> _TRECHO CITADO_:
════════════════════
Passaram-se
mais de dois anos, 75% do mandato e o tal Plano Nacional
de Reforma Agrária não saiu do papel, de novo.
Até agora, menos de cem mil famílias foram realmente
assentadas. Milhares de famílias se amontoam decepcionadas debaixo de
lonas pretas ao longo das estradas, esperando.
O Incra continua desaparelhado. Foram contratados
apenas 130 dos 1.300 servidores prometidos. Não há
compra direta dos produtos dos assentados.
Os convênios de assistência técnica são a
conta-gotas. O
Plano está morto.
A
novela da reforma agrária e a falta de compromisso real
João
Pedro Stedile
Vou
contar mais um capítulo da novela da reforma agrária, sempre
postergada. Embora ninguém tenha coragem de ser contra -
afinal todos os países modernos garantiram o direito
republicano do acesso à terra à sua população, ainda nos séculos
XIX e XX, e fizeram suas reformas agrárias -,
quero contar apenas alguns capítulos recentes dessa
novela.
I-
A promessa
Durante
as eleições de 2002, os movimentos camponeses e os
militantes em geral que atuam nos movimentos e pastorais
sociais no campo se empenharam com todas suas energias para
eleger o Presidente Lula.
════════════════════
> _DADOS FORNECIDOS_:
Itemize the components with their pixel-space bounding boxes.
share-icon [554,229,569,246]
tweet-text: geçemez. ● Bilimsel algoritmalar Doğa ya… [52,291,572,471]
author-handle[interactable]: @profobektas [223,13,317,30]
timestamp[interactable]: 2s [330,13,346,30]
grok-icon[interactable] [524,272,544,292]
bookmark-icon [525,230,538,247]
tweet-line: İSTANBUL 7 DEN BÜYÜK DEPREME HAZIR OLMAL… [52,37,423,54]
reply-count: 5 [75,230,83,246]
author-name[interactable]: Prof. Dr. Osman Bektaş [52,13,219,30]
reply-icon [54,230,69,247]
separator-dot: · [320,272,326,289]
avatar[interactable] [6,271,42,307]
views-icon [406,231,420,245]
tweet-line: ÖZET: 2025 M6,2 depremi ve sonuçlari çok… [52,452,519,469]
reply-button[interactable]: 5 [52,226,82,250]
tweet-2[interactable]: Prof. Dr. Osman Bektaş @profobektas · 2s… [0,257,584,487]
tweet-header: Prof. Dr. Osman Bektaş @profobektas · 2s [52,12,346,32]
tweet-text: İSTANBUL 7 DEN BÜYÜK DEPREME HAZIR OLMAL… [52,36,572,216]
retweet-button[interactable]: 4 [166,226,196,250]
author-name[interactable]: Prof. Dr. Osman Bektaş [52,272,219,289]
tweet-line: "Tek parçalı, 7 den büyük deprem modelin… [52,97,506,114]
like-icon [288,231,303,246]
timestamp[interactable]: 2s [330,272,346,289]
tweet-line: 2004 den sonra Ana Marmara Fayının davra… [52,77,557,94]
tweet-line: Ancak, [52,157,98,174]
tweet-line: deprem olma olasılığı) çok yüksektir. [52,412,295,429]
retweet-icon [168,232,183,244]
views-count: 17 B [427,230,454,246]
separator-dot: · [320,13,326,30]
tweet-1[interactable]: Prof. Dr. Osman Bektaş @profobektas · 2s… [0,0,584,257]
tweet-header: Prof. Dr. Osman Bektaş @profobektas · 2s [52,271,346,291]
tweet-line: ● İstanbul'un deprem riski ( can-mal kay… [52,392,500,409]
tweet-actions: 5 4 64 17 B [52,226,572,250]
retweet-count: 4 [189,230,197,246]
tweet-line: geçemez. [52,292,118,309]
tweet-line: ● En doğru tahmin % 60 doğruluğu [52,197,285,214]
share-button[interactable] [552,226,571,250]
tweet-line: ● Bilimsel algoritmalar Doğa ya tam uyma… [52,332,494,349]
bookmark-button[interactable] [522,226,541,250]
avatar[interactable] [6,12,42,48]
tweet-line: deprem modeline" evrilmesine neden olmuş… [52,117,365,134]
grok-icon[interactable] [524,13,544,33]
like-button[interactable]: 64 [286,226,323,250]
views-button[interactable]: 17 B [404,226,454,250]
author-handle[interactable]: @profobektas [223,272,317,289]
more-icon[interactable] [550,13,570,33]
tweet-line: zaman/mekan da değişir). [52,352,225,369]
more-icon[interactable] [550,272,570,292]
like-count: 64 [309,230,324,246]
════════════════════
> _OBJETIVO DA TAREFA_:
Reproduza palavra por palavra o texto inteiro sobre a reforma agrária.

> _RESPOSTA_:
Passaram-se
mais de dois anos, 75% do mandato e o tal Plano Nacional
de Reforma Agrária não saiu do papel, de novo.
Até agora, menos de cem mil famílias foram realmente
assentadas. Milhares de famílias se amontoam decepcionadas debaixo de
lonas pretas ao longo das estradas, esperando.
O Incra continua desaparelhado. Foram contratados
apenas 130 dos 1.300 servidores prometidos. Não há
compra direta dos produtos dos assentados.
Os convênios de assistência técnica são a
conta-gotas. O
Plano está morto.
A
novela da reforma agrária e a falta de compromisso real
João
Pedro Stedile
Vou
contar mais um capítulo da novela da reforma agrária, sempre
postergada. Embora ninguém tenha coragem de ser contra -
afinal todos os países modernos garantiram o direito
republicano do acesso à terra à sua população, ainda nos séculos
XIX e XX, e fizeram suas reformas agrárias -,
quero contar apenas alguns capítulos recentes dessa
novela.
I-
A promessa
Durante
as eleições de 2002, os movimentos camponeses e os
militantes em geral que atuam nos movimentos e pastorais
sociais no campo se empenharam com todas suas energias para
eleger o Presidente Lula.